Would you pull out every line of the material that contains the string "Προειδοποιεί"?

- - -

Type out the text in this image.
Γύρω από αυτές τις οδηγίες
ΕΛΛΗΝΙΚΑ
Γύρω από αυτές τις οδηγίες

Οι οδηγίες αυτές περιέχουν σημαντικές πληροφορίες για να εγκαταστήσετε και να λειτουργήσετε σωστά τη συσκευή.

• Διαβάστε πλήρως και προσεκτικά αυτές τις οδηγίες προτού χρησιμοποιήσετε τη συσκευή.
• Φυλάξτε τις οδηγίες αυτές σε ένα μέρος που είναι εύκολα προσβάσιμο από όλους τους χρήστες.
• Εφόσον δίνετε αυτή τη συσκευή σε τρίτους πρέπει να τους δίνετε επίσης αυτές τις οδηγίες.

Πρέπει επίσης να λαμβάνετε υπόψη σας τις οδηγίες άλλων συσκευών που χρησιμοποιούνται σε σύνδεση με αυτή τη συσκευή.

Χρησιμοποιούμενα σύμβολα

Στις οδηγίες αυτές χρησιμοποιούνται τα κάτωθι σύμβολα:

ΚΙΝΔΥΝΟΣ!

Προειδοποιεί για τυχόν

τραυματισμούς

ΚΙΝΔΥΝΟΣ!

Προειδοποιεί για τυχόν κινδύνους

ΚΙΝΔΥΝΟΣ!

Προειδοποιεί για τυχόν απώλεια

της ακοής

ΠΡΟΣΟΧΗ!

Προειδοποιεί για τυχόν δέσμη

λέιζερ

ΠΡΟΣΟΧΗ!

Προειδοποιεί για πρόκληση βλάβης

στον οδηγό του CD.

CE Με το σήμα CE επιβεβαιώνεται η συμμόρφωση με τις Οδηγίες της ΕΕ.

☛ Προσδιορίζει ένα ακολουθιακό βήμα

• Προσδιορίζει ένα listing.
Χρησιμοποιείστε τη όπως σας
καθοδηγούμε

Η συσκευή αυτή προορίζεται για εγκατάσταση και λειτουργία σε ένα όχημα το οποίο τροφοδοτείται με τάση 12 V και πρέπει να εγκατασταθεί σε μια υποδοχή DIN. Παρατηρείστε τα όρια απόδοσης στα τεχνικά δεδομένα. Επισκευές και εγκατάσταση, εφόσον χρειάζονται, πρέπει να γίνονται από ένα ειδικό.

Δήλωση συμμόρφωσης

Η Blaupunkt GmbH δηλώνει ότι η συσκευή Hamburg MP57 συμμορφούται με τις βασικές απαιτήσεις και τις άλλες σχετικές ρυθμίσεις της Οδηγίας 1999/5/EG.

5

- - -

_Solution for this problem_
Προειδοποιεί για τυχόν
Προειδοποιεί για τυχόν κινδύνους
Προειδοποιεί για τυχόν απώλεια
Προειδοποιεί για τυχόν δέσμη
Προειδοποιεί για πρόκληση βλάβης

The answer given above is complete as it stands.